DATASET RECORDS =>
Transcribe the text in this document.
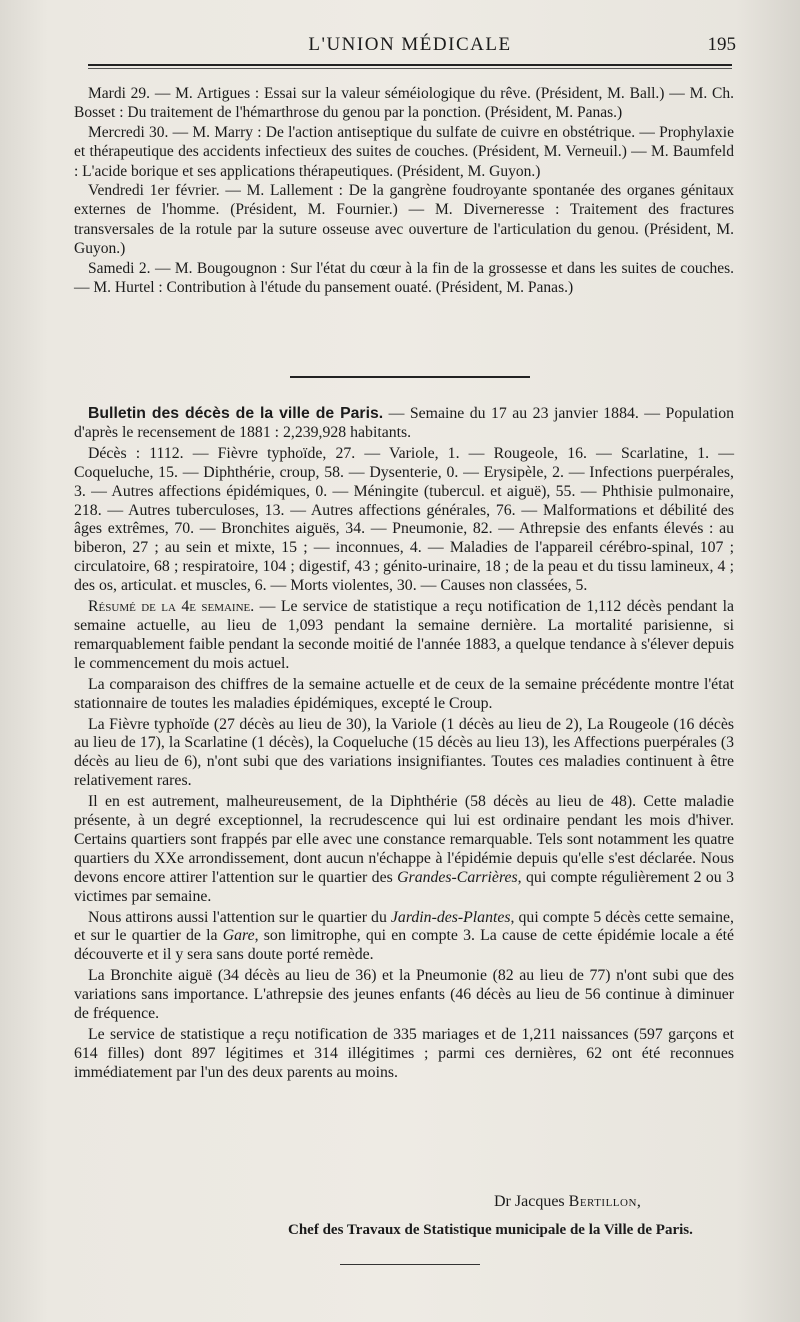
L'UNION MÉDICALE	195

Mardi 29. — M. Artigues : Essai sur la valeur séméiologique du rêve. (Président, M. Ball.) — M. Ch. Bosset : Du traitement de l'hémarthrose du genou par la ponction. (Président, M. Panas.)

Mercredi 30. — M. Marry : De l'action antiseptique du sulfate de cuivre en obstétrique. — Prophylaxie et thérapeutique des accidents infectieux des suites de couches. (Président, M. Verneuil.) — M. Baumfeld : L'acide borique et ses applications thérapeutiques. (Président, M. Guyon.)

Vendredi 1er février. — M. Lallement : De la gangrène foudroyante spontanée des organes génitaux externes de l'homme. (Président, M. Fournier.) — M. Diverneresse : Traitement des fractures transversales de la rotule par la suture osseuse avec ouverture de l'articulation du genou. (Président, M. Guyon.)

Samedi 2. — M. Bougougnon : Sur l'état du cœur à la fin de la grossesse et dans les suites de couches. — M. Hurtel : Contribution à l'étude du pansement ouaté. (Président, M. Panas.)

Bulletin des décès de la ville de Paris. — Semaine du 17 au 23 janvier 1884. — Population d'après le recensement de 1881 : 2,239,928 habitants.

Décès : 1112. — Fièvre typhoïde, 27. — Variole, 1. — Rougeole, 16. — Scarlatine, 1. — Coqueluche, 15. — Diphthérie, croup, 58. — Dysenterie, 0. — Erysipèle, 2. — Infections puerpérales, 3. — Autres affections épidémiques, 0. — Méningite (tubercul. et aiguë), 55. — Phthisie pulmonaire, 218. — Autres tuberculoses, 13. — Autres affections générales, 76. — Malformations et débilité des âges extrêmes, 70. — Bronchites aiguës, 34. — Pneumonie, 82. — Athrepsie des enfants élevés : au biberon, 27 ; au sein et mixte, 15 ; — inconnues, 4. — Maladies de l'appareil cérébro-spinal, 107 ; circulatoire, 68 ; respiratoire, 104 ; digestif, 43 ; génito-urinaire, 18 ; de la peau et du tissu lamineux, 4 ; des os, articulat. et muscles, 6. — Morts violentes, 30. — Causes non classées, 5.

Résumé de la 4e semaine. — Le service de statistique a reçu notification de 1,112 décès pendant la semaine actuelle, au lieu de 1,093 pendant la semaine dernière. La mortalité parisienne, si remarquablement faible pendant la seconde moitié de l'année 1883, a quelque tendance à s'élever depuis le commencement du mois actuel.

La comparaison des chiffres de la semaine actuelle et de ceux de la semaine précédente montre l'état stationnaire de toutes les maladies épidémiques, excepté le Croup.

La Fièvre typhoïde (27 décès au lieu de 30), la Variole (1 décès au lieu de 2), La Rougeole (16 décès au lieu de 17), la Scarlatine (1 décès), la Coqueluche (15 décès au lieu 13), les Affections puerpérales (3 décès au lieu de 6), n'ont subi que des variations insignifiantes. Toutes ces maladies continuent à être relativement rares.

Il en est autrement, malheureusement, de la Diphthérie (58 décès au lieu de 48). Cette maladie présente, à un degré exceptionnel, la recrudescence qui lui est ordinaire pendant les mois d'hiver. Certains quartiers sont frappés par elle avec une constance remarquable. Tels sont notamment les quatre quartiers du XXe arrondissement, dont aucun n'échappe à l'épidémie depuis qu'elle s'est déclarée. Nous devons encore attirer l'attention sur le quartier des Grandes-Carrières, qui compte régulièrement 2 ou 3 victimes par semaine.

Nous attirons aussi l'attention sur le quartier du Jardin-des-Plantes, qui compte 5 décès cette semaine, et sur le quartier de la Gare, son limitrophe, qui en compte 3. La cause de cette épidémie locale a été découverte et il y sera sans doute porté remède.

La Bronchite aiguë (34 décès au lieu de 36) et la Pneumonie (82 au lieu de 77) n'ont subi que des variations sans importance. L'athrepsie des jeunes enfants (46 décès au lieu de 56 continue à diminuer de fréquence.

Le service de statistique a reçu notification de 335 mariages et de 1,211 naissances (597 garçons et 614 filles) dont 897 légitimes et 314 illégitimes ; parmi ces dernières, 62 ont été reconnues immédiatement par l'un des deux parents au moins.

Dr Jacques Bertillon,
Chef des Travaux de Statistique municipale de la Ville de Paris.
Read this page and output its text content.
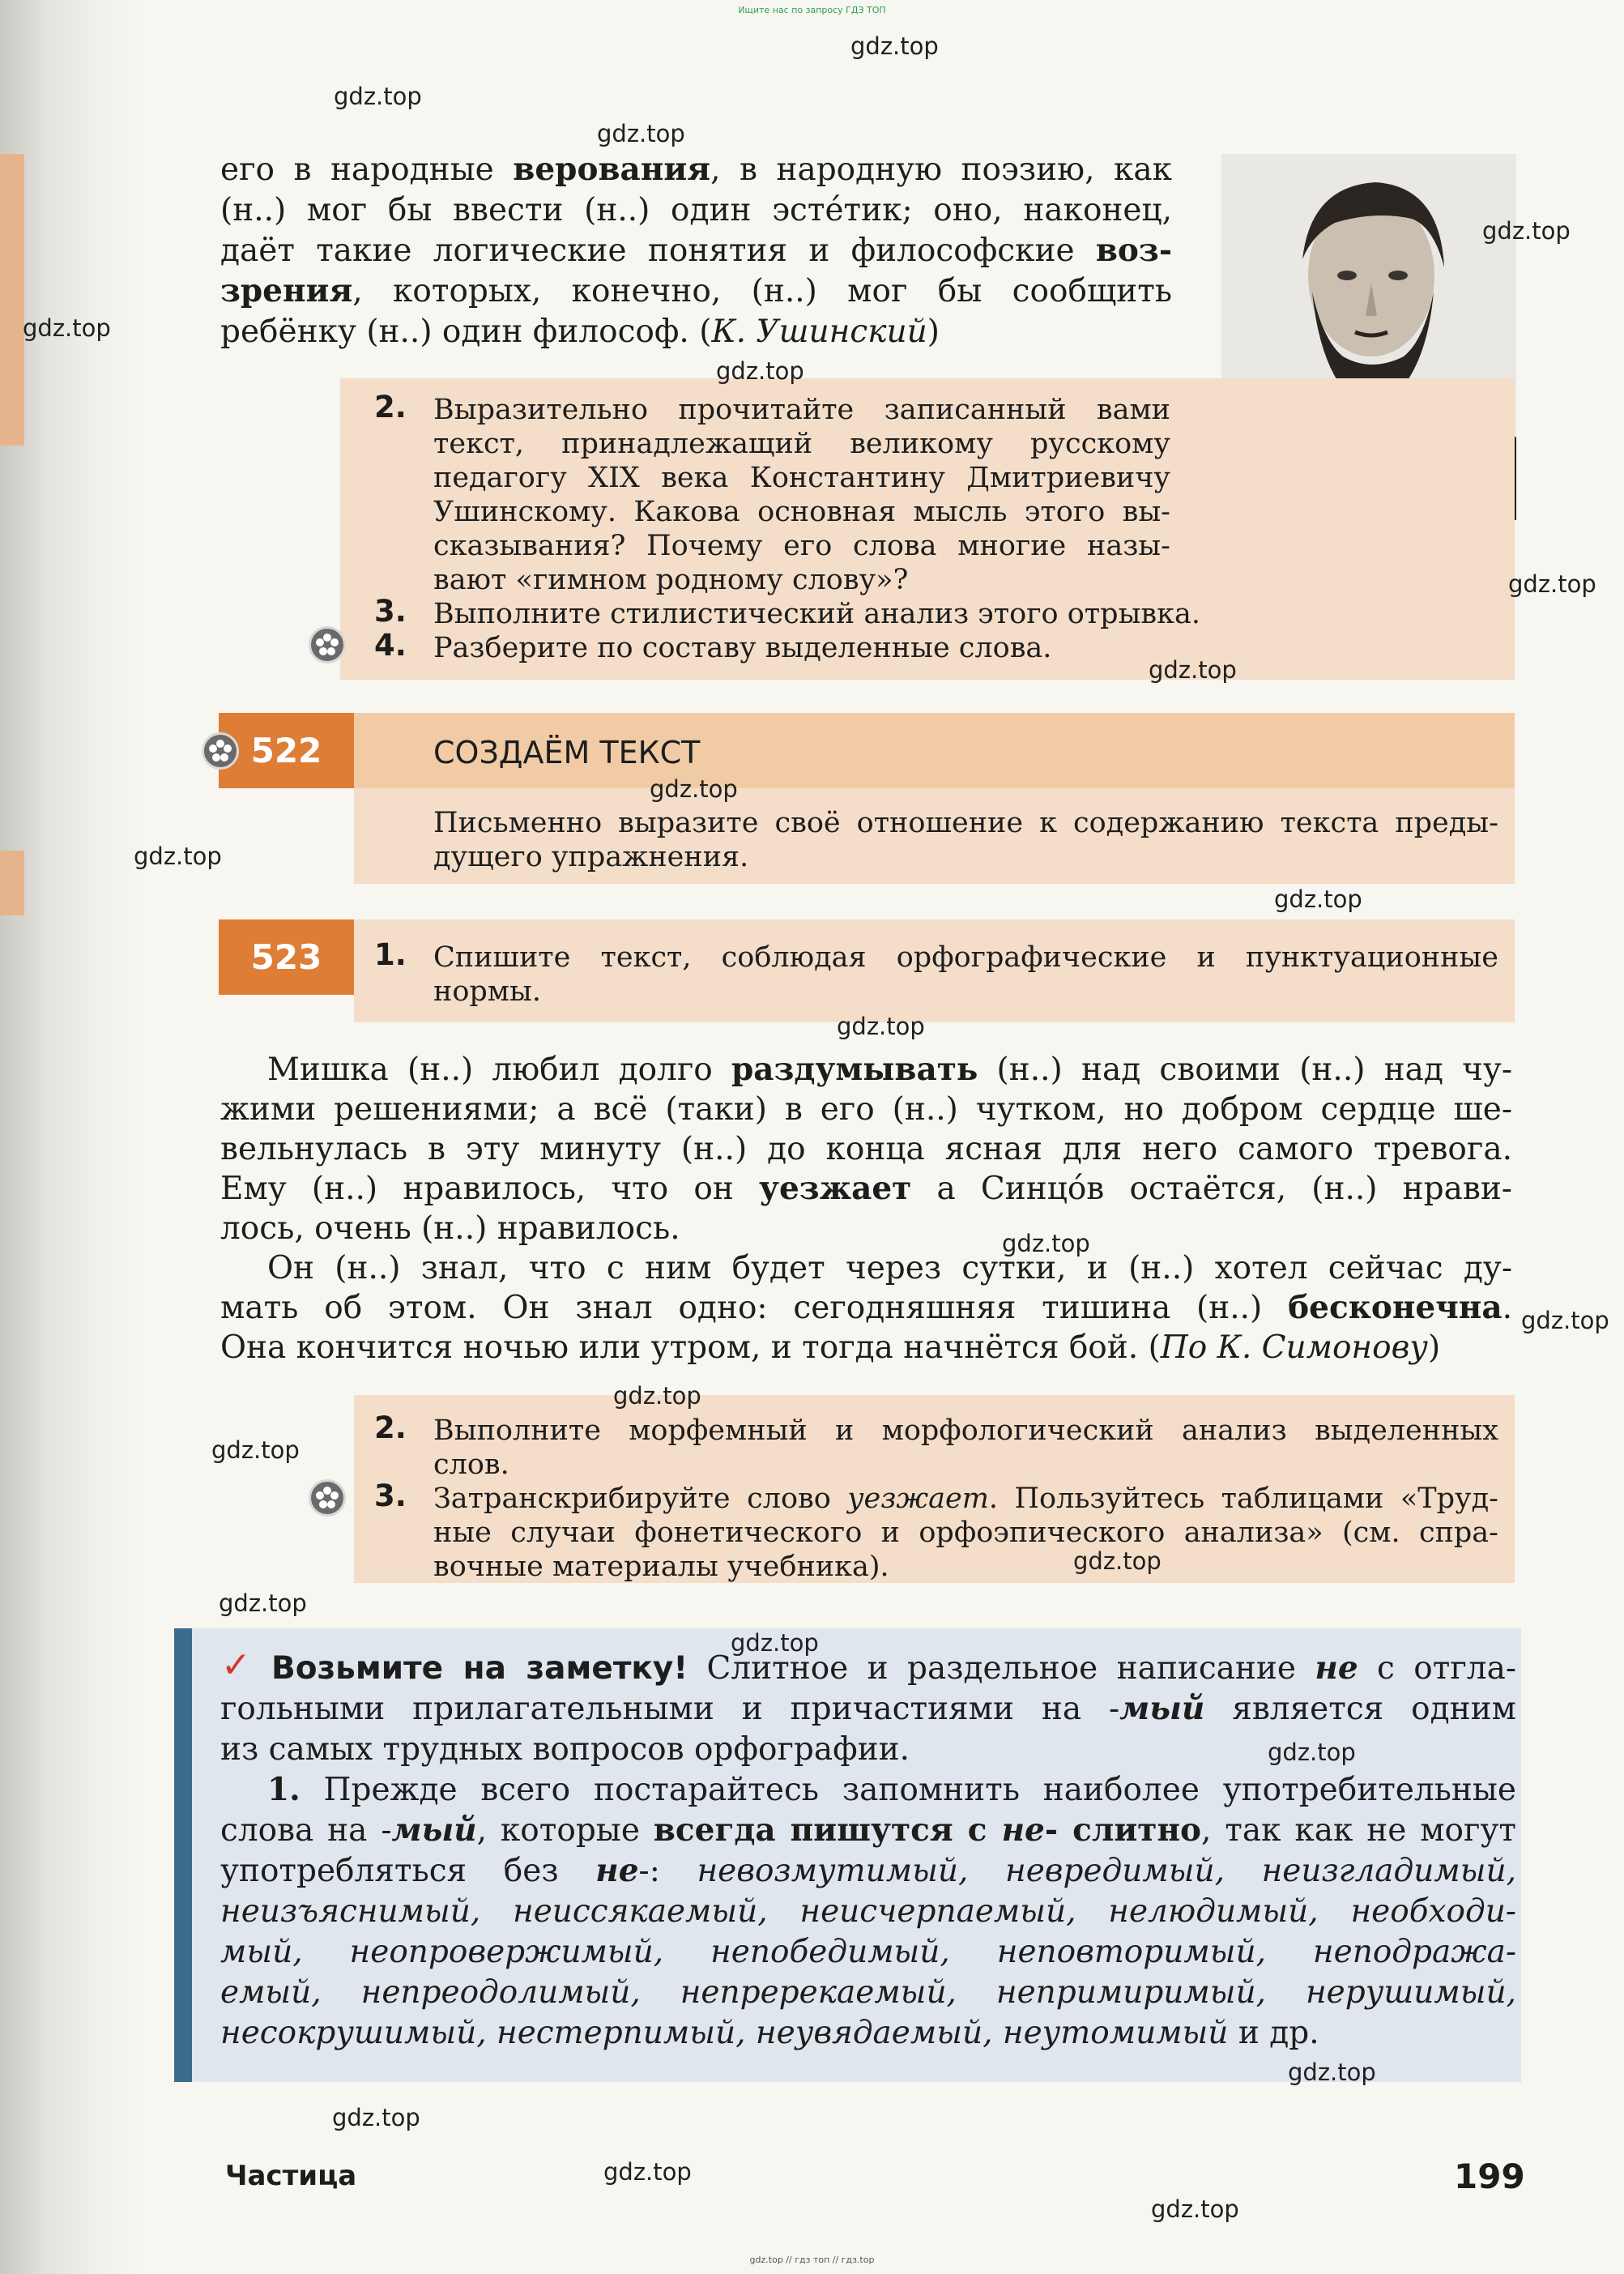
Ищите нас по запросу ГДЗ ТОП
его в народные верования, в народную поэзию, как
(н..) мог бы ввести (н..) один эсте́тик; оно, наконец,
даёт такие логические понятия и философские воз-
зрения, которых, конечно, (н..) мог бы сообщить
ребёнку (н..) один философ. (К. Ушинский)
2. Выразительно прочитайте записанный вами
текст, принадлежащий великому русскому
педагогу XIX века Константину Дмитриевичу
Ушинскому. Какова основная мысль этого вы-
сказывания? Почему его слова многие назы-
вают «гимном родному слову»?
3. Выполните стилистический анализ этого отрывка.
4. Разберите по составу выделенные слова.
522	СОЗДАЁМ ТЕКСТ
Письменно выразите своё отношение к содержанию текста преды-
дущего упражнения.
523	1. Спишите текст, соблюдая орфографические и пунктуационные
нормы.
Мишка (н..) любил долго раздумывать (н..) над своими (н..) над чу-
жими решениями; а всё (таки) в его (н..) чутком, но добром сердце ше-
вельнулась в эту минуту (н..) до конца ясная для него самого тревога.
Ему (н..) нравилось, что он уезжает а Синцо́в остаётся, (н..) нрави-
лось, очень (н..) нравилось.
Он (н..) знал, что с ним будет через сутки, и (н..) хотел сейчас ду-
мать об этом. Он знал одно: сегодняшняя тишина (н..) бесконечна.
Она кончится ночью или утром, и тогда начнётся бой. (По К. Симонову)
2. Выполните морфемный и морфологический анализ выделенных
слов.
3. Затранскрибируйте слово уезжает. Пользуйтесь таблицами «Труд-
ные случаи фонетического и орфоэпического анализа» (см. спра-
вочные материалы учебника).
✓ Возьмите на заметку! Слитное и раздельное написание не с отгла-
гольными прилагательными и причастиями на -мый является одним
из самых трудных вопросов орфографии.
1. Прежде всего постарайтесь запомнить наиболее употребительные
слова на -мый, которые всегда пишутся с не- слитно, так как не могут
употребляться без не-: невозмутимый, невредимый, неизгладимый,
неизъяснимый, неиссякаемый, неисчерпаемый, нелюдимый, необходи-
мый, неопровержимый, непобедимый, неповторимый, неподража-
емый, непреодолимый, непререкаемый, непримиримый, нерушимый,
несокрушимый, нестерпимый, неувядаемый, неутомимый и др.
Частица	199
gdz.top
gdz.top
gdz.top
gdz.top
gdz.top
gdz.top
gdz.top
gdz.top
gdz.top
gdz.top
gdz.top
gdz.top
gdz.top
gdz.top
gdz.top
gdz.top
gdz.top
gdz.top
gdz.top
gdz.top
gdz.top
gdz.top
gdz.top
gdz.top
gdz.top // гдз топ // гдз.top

DESCRIPTION OF THE TASK =>
In the entries above, count each line holding "уезжает" and report the total and nothing more.

TASK RESULT =>
2